Input start
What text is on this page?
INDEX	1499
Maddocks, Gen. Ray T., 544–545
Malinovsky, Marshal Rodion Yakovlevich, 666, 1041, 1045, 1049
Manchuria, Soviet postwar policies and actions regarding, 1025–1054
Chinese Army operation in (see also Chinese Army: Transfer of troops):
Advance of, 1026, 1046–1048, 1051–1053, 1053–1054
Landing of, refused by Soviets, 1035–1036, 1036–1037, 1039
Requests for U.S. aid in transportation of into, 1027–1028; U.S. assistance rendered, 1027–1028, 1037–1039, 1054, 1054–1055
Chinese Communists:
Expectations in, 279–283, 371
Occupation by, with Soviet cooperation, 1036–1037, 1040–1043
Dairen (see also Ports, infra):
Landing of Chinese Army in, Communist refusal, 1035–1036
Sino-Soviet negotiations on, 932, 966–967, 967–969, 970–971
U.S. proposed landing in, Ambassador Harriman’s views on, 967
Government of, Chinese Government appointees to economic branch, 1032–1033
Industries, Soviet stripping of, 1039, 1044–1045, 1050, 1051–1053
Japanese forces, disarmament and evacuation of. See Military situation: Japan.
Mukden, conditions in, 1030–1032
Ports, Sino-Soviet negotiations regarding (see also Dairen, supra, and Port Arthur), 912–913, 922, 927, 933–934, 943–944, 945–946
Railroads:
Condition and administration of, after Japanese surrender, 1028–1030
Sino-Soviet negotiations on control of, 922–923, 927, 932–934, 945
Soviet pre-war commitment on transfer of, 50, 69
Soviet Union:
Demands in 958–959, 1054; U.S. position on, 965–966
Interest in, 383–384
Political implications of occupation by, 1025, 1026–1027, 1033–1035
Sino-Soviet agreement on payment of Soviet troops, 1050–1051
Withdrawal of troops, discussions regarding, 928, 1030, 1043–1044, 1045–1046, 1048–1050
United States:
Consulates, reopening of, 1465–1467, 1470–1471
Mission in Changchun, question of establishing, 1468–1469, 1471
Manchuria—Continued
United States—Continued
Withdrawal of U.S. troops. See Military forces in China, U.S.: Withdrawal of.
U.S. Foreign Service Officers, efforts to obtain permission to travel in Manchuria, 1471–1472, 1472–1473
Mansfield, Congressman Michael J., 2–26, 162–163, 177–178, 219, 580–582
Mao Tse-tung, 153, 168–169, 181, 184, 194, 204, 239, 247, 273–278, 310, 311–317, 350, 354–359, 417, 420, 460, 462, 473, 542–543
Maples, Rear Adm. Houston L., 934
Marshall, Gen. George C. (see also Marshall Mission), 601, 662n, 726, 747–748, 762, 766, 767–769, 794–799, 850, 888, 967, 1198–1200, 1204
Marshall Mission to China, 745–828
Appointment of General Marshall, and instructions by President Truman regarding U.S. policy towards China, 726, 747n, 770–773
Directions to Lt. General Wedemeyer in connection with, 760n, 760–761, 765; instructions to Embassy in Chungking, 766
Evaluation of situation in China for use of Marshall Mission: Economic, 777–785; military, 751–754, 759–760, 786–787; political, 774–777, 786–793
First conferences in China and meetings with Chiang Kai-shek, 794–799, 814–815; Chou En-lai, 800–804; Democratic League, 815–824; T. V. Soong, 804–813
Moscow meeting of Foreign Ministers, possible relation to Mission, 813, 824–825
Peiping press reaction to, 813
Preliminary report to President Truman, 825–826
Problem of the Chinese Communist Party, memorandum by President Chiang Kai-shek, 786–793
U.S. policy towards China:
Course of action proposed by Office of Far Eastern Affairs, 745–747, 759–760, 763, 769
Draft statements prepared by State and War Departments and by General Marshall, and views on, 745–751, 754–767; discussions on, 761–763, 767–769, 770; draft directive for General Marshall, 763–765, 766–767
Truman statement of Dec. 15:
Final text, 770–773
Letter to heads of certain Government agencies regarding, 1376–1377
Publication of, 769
Input end
Short problem:
Pick out the lines that have the word "United". Copy them all.

The result:
United States:
United States—Continued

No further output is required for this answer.